## Start
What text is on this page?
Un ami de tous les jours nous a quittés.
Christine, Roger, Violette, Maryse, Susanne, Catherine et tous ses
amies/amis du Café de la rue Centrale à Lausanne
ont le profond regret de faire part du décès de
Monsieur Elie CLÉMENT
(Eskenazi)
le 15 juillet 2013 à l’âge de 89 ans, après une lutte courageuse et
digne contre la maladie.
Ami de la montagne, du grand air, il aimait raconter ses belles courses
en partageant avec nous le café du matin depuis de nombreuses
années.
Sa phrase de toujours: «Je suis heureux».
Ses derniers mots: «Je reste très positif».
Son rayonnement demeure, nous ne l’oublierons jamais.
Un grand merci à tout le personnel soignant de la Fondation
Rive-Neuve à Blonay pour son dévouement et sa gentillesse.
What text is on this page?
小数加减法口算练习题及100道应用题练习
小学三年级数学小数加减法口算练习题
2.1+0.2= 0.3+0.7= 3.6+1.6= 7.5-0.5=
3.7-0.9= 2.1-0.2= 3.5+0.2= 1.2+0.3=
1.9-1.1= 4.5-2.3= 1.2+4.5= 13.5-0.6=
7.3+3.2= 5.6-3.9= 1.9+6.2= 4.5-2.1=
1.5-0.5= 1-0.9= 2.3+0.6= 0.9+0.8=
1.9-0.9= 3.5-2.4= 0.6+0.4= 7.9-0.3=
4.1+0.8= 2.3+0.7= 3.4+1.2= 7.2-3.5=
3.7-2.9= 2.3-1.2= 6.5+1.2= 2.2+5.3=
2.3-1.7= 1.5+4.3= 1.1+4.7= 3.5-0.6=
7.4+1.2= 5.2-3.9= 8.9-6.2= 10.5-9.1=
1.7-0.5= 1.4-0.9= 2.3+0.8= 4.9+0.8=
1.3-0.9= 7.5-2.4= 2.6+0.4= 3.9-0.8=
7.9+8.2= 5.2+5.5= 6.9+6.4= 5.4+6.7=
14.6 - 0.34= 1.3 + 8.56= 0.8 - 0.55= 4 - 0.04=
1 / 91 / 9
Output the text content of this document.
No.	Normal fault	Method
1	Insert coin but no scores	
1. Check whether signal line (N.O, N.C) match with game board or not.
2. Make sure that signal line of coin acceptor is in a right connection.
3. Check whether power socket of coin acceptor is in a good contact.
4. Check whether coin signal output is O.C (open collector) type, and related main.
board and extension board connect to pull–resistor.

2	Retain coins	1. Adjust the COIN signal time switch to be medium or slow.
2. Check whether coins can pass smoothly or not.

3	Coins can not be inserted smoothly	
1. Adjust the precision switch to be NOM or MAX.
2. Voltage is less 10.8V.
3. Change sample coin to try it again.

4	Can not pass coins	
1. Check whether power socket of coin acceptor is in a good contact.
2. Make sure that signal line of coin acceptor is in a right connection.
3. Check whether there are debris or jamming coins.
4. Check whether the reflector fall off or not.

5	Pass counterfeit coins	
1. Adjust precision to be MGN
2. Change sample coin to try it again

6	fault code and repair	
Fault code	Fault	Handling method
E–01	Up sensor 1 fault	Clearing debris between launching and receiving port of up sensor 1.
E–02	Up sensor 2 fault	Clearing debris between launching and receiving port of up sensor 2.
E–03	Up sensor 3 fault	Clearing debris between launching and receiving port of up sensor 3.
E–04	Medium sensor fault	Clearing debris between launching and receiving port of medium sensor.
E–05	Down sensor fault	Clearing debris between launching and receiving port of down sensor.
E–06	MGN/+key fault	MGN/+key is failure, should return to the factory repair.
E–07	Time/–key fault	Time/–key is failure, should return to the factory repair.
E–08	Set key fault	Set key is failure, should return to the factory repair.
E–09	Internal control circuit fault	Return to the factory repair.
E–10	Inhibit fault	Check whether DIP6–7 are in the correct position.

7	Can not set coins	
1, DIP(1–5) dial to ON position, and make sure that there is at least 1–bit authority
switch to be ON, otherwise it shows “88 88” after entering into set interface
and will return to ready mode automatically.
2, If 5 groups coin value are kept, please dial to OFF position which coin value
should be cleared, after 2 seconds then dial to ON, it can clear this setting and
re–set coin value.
## End
* STATED TASK *
Pull every line containing the word "socket" out of the material.

* WRITTEN ANSWER *
3. Check whether power socket of coin acceptor is in a good contact.
1. Check whether power socket of coin acceptor is in a good contact.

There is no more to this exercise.